==== Task input

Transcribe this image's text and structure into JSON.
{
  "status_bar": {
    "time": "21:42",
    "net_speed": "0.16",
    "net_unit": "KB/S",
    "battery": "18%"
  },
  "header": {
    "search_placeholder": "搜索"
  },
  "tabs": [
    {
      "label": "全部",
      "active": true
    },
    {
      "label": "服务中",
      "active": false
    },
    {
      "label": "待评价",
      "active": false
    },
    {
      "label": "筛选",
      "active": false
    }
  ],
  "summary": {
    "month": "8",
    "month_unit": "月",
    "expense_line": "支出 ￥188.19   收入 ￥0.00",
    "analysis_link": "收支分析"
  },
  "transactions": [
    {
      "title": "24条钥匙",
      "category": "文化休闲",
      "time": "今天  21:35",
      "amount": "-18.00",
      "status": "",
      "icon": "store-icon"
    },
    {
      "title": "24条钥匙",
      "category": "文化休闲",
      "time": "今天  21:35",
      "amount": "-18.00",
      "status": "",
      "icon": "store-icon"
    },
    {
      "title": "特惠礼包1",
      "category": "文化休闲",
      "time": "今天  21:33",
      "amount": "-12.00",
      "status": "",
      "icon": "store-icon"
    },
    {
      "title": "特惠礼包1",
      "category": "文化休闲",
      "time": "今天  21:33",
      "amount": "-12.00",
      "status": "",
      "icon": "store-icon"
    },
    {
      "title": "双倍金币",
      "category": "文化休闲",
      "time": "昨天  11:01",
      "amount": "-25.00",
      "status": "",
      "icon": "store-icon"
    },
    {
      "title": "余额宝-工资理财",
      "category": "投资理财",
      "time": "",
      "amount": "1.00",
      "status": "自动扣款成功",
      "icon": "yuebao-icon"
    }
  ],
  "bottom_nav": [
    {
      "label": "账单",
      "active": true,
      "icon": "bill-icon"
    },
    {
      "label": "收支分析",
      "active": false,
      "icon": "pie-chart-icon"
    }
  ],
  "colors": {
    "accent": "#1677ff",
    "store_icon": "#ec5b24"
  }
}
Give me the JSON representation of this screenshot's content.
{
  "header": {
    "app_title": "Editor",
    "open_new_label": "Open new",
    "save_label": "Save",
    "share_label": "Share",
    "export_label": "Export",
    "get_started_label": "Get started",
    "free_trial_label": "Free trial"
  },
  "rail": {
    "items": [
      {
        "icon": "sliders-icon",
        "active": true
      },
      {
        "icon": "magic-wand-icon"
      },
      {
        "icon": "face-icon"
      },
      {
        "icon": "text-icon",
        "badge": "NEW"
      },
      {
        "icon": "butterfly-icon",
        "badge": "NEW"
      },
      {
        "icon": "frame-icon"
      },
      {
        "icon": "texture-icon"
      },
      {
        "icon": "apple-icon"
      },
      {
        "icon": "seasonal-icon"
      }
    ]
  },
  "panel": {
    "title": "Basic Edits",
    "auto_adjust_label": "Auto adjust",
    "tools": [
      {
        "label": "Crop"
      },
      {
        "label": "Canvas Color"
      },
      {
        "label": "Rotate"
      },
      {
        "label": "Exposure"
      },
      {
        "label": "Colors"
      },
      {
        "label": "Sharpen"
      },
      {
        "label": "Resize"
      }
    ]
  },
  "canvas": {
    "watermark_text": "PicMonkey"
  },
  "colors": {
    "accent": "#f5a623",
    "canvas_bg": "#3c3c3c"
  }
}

========

> [Written task]:
Give all of the entries again, word for word.

> [Written solution]:
Transcribe this image's text and structure into JSON.
{
  "status_bar": {
    "time": "21:42",
    "net_speed": "0.16",
    "net_unit": "KB/S",
    "battery": "18%"
  },
  "header": {
    "search_placeholder": "搜索"
  },
  "tabs": [
    {
      "label": "全部",
      "active": true
    },
    {
      "label": "服务中",
      "active": false
    },
    {
      "label": "待评价",
      "active": false
    },
    {
      "label": "筛选",
      "active": false
    }
  ],
  "summary": {
    "month": "8",
    "month_unit": "月",
    "expense_line": "支出 ￥188.19   收入 ￥0.00",
    "analysis_link": "收支分析"
  },
  "transactions": [
    {
      "title": "24条钥匙",
      "category": "文化休闲",
      "time": "今天  21:35",
      "amount": "-18.00",
      "status": "",
      "icon": "store-icon"
    },
    {
      "title": "24条钥匙",
      "category": "文化休闲",
      "time": "今天  21:35",
      "amount": "-18.00",
      "status": "",
      "icon": "store-icon"
    },
    {
      "title": "特惠礼包1",
      "category": "文化休闲",
      "time": "今天  21:33",
      "amount": "-12.00",
      "status": "",
      "icon": "store-icon"
    },
    {
      "title": "特惠礼包1",
      "category": "文化休闲",
      "time": "今天  21:33",
      "amount": "-12.00",
      "status": "",
      "icon": "store-icon"
    },
    {
      "title": "双倍金币",
      "category": "文化休闲",
      "time": "昨天  11:01",
      "amount": "-25.00",
      "status": "",
      "icon": "store-icon"
    },
    {
      "title": "余额宝-工资理财",
      "category": "投资理财",
      "time": "",
      "amount": "1.00",
      "status": "自动扣款成功",
      "icon": "yuebao-icon"
    }
  ],
  "bottom_nav": [
    {
      "label": "账单",
      "active": true,
      "icon": "bill-icon"
    },
    {
      "label": "收支分析",
      "active": false,
      "icon": "pie-chart-icon"
    }
  ],
  "colors": {
    "accent": "#1677ff",
    "store_icon": "#ec5b24"
  }
}
Give me the JSON representation of this screenshot's content.
{
  "header": {
    "app_title": "Editor",
    "open_new_label": "Open new",
    "save_label": "Save",
    "share_label": "Share",
    "export_label": "Export",
    "get_started_label": "Get started",
    "free_trial_label": "Free trial"
  },
  "rail": {
    "items": [
      {
        "icon": "sliders-icon",
        "active": true
      },
      {
        "icon": "magic-wand-icon"
      },
      {
        "icon": "face-icon"
      },
      {
        "icon": "text-icon",
        "badge": "NEW"
      },
      {
        "icon": "butterfly-icon",
        "badge": "NEW"
      },
      {
        "icon": "frame-icon"
      },
      {
        "icon": "texture-icon"
      },
      {
        "icon": "apple-icon"
      },
      {
        "icon": "seasonal-icon"
      }
    ]
  },
  "panel": {
    "title": "Basic Edits",
    "auto_adjust_label": "Auto adjust",
    "tools": [
      {
        "label": "Crop"
      },
      {
        "label": "Canvas Color"
      },
      {
        "label": "Rotate"
      },
      {
        "label": "Exposure"
      },
      {
        "label": "Colors"
      },
      {
        "label": "Sharpen"
      },
      {
        "label": "Resize"
      }
    ]
  },
  "canvas": {
    "watermark_text": "PicMonkey"
  },
  "colors": {
    "accent": "#f5a623",
    "canvas_bg": "#3c3c3c"
  }
}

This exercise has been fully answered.